Stated task = Pick out each line of the records that includes the string "medio", and copy it.
::: Record set
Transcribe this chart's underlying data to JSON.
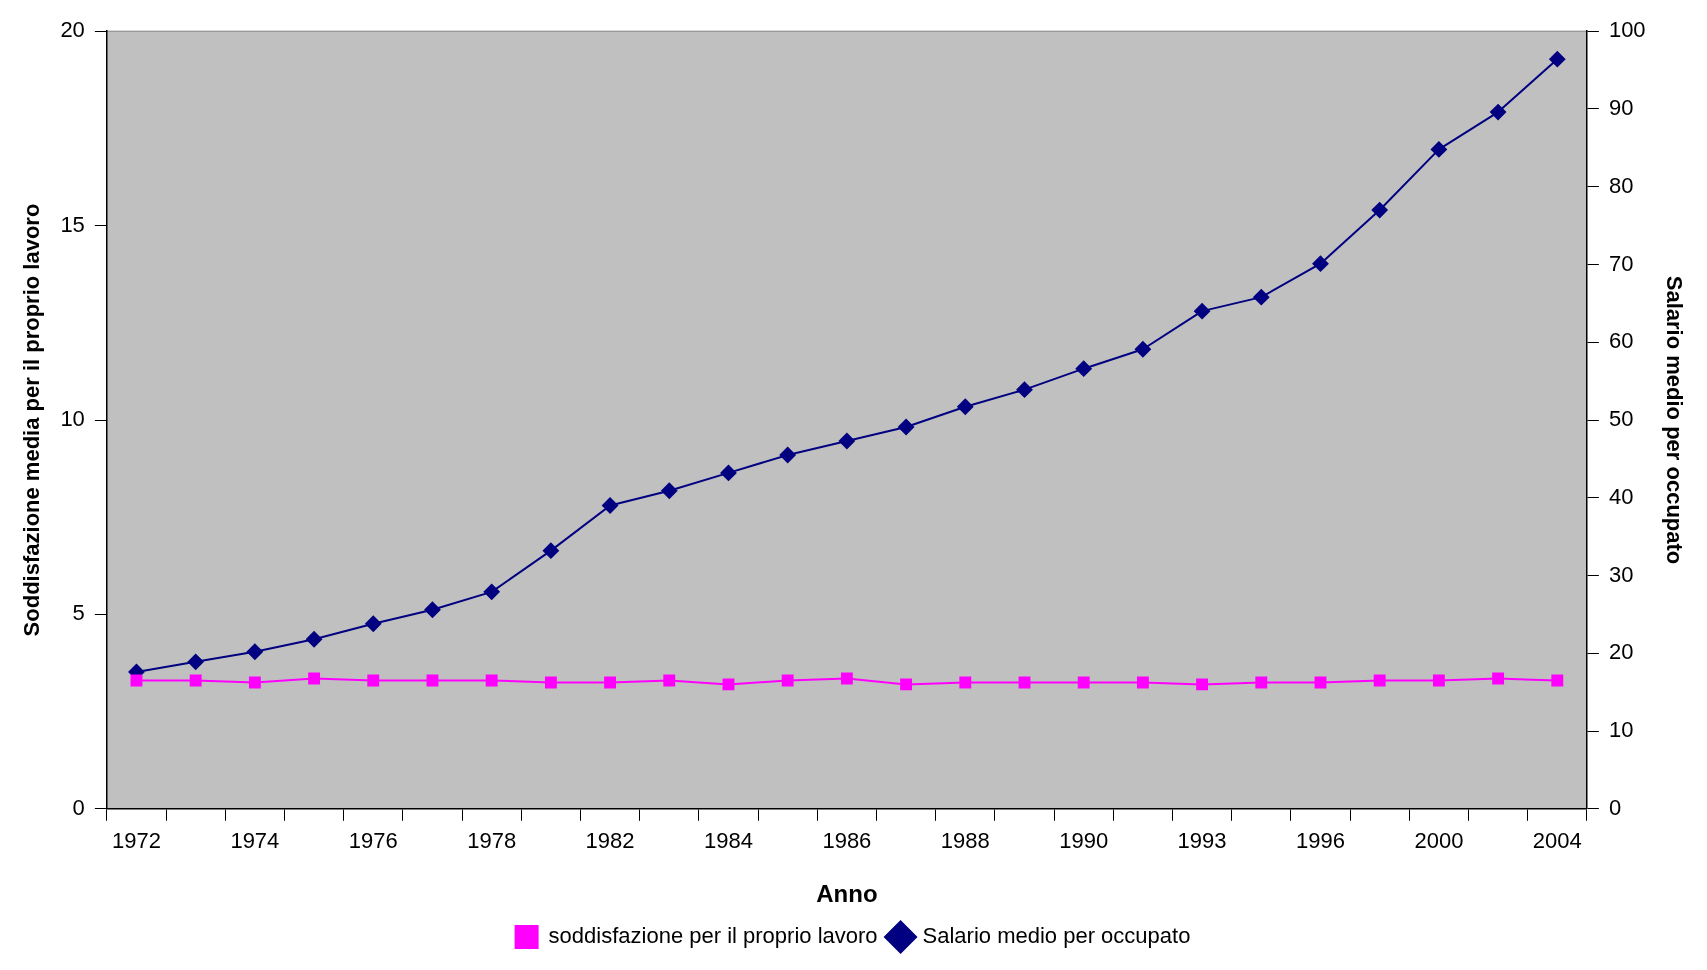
{
  "chart_data": {
    "type": "line",
    "xlabel": "Anno",
    "ylabel": "Soddisfazione media per il proprio lavoro",
    "y2label": "Salario medio per occupato",
    "categories": [
      "1972",
      null,
      "1974",
      null,
      "1976",
      null,
      "1978",
      null,
      "1982",
      null,
      "1984",
      null,
      "1986",
      null,
      "1988",
      null,
      "1990",
      null,
      "1993",
      null,
      "1996",
      null,
      "2000",
      null,
      "2004"
    ],
    "series": [
      {
        "name": "soddisfazione per il proprio lavoro",
        "color": "#ff00ff",
        "marker": "square",
        "values": [
          3.3,
          3.3,
          3.25,
          3.35,
          3.3,
          3.3,
          3.3,
          3.25,
          3.25,
          3.3,
          3.2,
          3.3,
          3.35,
          3.2,
          3.25,
          3.25,
          3.25,
          3.25,
          3.2,
          3.25,
          3.25,
          3.3,
          3.3,
          3.35,
          3.3
        ]
      },
      {
        "name": "Salario medio per occupato",
        "color": "#000080",
        "marker": "diamond",
        "axis": "y2",
        "values": [
          17.6,
          18.9,
          20.2,
          21.8,
          23.8,
          25.6,
          27.9,
          33.2,
          39.0,
          40.9,
          43.2,
          45.5,
          47.3,
          49.1,
          51.7,
          53.9,
          56.6,
          59.1,
          64.0,
          65.8,
          70.1,
          77.0,
          84.8,
          89.6,
          96.4
        ]
      }
    ],
    "ylim": [
      0,
      20
    ],
    "yticks": [
      0,
      5,
      10,
      15,
      20
    ],
    "y2lim": [
      0,
      100
    ],
    "y2ticks": [
      0,
      10,
      20,
      30,
      40,
      50,
      60,
      70,
      80,
      90,
      100
    ],
    "grid": false,
    "legend": "bottom",
    "line_style": "solid"
  }
}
::::::
Solved exercise =
    "y2label": "Salario medio per occupato",
        "name": "Salario medio per occupato",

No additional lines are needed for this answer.